[Extracted data entries]
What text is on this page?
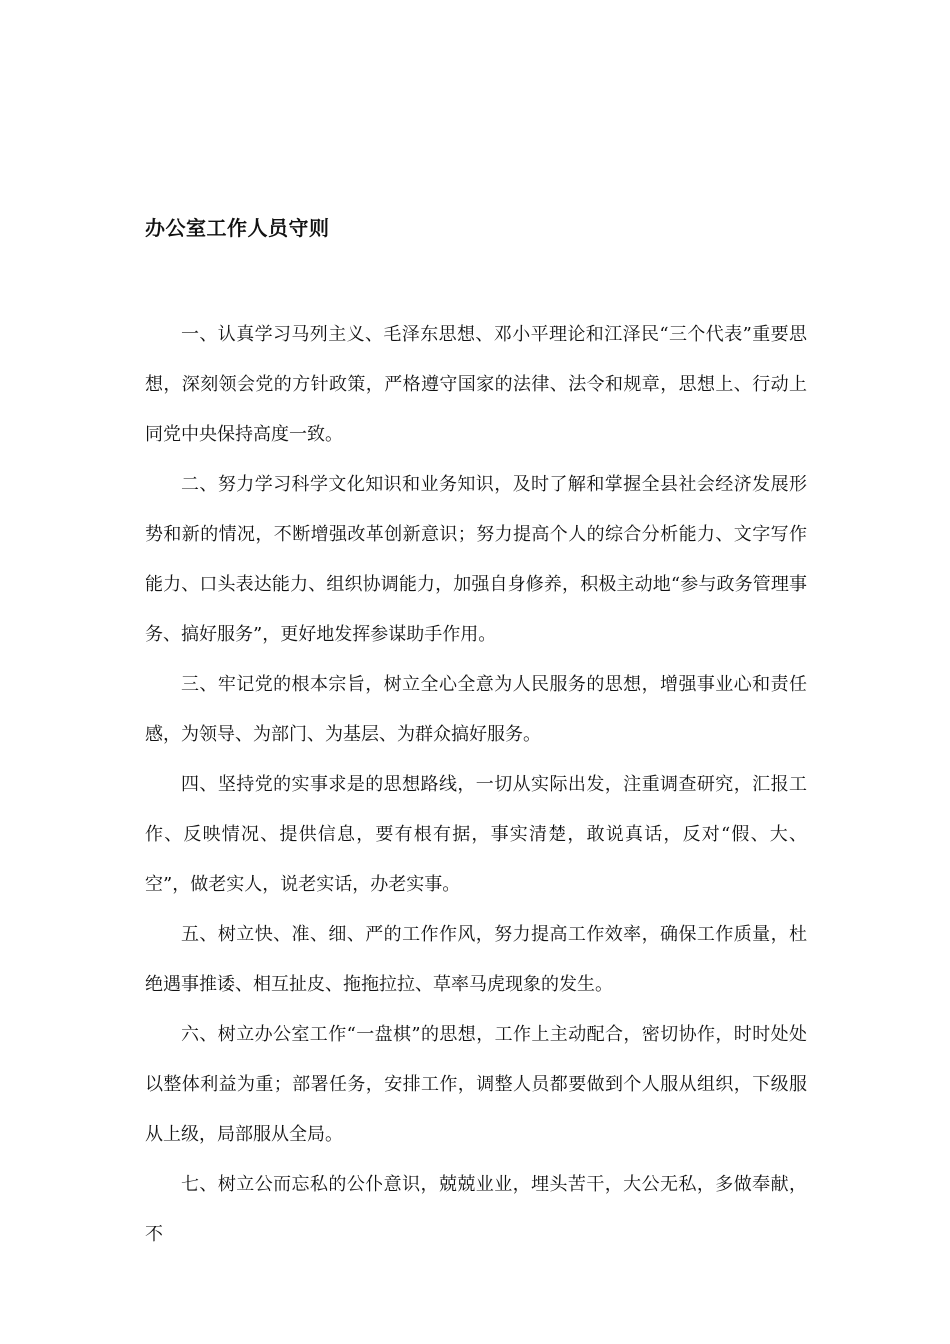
办公室工作人员守则

一、认真学习马列主义、毛泽东思想、邓小平理论和江泽民“三个代表”重要思想，深刻领会党的方针政策，严格遵守国家的法律、法令和规章，思想上、行动上同党中央保持高度一致。

二、努力学习科学文化知识和业务知识，及时了解和掌握全县社会经济发展形势和新的情况，不断增强改革创新意识；努力提高个人的综合分析能力、文字写作能力、口头表达能力、组织协调能力，加强自身修养，积极主动地“参与政务管理事务、搞好服务”，更好地发挥参谋助手作用。

三、牢记党的根本宗旨，树立全心全意为人民服务的思想，增强事业心和责任感，为领导、为部门、为基层、为群众搞好服务。

四、坚持党的实事求是的思想路线，一切从实际出发，注重调查研究，汇报工作、反映情况、提供信息，要有根有据，事实清楚，敢说真话，反对“假、大、空”，做老实人，说老实话，办老实事。

五、树立快、准、细、严的工作作风，努力提高工作效率，确保工作质量，杜绝遇事推诿、相互扯皮、拖拖拉拉、草率马虎现象的发生。

六、树立办公室工作“一盘棋”的思想，工作上主动配合，密切协作，时时处处以整体利益为重；部署任务，安排工作，调整人员都要做到个人服从组织，下级服从上级，局部服从全局。

七、树立公而忘私的公仆意识，兢兢业业，埋头苦干，大公无私，多做奉献，不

> [What you will do]
Leave the pictures out and write out every entry exactly as given.

> [Written solution]
What text is on this page?
办公室工作人员守则

一、认真学习马列主义、毛泽东思想、邓小平理论和江泽民“三个代表”重要思想，深刻领会党的方针政策，严格遵守国家的法律、法令和规章，思想上、行动上同党中央保持高度一致。

二、努力学习科学文化知识和业务知识，及时了解和掌握全县社会经济发展形势和新的情况，不断增强改革创新意识；努力提高个人的综合分析能力、文字写作能力、口头表达能力、组织协调能力，加强自身修养，积极主动地“参与政务管理事务、搞好服务”，更好地发挥参谋助手作用。

三、牢记党的根本宗旨，树立全心全意为人民服务的思想，增强事业心和责任感，为领导、为部门、为基层、为群众搞好服务。

四、坚持党的实事求是的思想路线，一切从实际出发，注重调查研究，汇报工作、反映情况、提供信息，要有根有据，事实清楚，敢说真话，反对“假、大、空”，做老实人，说老实话，办老实事。

五、树立快、准、细、严的工作作风，努力提高工作效率，确保工作质量，杜绝遇事推诿、相互扯皮、拖拖拉拉、草率马虎现象的发生。

六、树立办公室工作“一盘棋”的思想，工作上主动配合，密切协作，时时处处以整体利益为重；部署任务，安排工作，调整人员都要做到个人服从组织，下级服从上级，局部服从全局。

七、树立公而忘私的公仆意识，兢兢业业，埋头苦干，大公无私，多做奉献，不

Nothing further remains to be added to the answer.